-- begin Entries --

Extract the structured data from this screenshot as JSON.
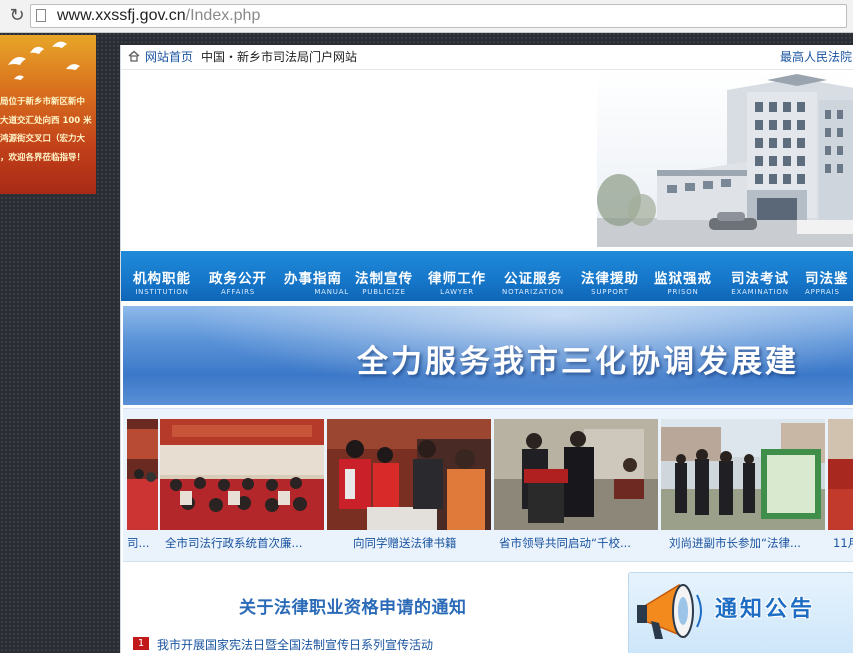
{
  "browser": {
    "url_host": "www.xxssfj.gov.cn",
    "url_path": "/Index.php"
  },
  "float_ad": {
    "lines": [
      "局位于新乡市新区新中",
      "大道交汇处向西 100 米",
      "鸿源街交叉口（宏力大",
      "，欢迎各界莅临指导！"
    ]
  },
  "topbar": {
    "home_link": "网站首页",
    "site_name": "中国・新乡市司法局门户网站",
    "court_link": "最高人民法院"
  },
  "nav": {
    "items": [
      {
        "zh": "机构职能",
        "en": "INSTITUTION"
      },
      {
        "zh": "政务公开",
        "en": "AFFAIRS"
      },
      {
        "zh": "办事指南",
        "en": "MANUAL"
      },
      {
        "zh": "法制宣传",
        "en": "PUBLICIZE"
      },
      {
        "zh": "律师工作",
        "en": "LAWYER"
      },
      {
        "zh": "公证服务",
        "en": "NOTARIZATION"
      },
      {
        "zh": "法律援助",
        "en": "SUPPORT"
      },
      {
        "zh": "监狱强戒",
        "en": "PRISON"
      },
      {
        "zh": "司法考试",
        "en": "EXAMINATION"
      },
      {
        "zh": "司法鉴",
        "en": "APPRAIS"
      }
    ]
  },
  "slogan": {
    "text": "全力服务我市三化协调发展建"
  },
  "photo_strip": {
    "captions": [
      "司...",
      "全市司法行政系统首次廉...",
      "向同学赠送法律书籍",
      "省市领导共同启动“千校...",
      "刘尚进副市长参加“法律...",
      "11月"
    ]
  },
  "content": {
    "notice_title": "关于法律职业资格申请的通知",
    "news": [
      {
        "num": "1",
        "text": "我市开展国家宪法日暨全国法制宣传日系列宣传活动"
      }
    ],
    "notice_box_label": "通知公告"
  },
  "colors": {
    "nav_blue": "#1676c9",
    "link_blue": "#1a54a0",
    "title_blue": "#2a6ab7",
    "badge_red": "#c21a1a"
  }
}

-- end Entries --
-- begin Entries --

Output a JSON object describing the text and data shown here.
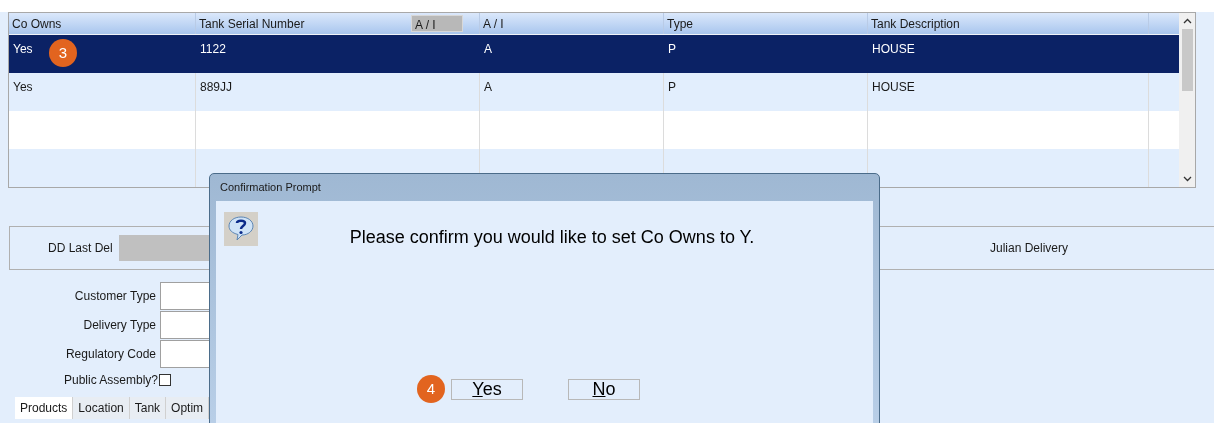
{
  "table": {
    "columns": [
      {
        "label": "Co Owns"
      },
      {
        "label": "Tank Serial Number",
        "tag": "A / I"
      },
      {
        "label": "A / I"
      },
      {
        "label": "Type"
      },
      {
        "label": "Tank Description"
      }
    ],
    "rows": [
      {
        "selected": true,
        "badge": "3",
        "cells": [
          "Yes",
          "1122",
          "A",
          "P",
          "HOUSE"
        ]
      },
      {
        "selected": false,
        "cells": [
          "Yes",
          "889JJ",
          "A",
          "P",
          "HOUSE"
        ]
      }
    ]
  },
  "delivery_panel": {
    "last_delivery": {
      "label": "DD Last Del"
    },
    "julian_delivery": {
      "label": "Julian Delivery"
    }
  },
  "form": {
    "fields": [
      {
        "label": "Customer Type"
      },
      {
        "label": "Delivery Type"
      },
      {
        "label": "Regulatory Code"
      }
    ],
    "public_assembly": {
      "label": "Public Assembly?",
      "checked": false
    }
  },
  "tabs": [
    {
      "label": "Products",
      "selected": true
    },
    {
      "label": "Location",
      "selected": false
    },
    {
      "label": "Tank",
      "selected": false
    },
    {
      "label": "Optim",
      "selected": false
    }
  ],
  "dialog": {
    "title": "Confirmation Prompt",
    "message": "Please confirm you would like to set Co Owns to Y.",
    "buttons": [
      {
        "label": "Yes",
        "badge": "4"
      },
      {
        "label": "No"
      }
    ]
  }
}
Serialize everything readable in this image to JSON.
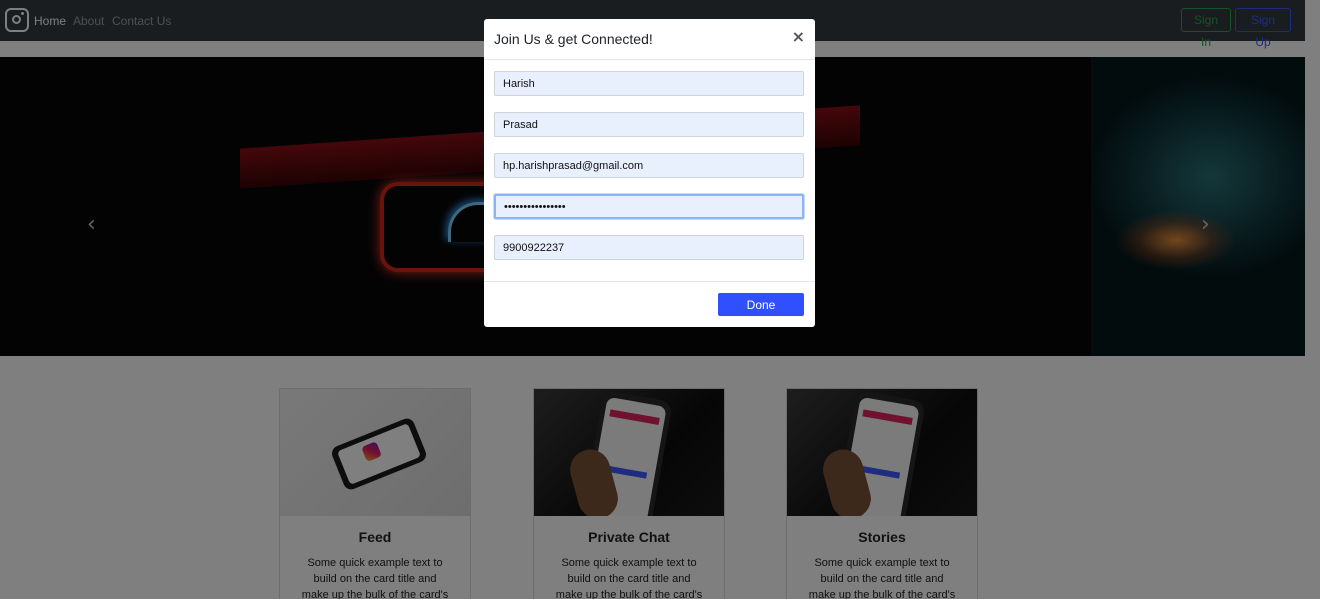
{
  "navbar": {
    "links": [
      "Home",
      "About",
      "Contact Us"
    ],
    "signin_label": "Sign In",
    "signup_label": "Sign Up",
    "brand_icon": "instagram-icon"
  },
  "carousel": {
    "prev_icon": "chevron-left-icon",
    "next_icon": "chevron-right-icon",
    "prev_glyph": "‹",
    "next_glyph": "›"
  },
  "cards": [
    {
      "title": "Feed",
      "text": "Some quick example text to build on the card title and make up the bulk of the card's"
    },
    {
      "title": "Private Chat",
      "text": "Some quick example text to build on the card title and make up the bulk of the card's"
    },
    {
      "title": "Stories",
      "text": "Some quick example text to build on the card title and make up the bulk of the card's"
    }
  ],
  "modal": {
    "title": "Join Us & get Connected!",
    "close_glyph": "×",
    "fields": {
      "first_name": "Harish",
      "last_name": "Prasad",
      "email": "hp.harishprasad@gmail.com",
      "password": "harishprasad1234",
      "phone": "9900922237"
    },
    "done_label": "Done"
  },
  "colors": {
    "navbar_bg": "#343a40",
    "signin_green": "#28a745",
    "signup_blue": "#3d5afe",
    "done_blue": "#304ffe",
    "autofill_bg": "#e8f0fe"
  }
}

-- end Entries --
-- begin Entries --

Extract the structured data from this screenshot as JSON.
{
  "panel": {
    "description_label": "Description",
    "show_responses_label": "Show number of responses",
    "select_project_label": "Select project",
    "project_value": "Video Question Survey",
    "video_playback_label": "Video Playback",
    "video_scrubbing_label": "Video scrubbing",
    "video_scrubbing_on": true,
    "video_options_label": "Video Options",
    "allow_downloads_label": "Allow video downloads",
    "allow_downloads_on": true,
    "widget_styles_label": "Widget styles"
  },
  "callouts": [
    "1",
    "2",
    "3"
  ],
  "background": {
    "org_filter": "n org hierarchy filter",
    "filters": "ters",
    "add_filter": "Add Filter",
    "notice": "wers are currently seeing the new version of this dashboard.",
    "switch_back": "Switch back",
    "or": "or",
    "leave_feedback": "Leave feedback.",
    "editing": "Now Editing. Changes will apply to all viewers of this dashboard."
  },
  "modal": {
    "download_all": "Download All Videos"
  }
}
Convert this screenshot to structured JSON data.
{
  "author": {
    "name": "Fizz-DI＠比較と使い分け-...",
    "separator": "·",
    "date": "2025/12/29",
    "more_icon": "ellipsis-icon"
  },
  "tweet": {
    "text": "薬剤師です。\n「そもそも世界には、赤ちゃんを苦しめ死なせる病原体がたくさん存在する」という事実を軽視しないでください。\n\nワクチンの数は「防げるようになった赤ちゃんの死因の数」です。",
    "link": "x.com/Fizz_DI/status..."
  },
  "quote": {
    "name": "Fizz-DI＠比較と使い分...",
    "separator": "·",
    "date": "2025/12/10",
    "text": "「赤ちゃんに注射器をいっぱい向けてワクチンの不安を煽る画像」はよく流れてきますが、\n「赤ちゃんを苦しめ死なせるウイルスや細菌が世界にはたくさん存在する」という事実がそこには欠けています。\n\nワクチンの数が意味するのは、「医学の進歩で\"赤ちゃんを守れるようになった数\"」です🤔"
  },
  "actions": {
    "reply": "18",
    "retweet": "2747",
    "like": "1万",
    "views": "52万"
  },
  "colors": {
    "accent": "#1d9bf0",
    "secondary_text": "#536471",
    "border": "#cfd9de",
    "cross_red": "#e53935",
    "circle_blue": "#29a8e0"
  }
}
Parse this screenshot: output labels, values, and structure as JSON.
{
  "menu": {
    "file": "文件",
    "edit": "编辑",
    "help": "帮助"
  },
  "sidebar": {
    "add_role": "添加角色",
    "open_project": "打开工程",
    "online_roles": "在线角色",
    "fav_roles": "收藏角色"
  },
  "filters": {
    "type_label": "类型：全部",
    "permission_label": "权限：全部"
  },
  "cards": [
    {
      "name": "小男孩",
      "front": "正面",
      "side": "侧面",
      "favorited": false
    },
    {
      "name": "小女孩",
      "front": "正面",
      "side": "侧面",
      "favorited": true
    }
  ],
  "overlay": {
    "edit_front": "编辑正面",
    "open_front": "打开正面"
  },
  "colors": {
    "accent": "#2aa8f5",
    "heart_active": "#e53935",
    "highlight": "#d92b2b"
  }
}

-- end Entries --

Problem to solve: Say the number of lines in the listing that hold "screenshot", with no added words.

Expected answer: 4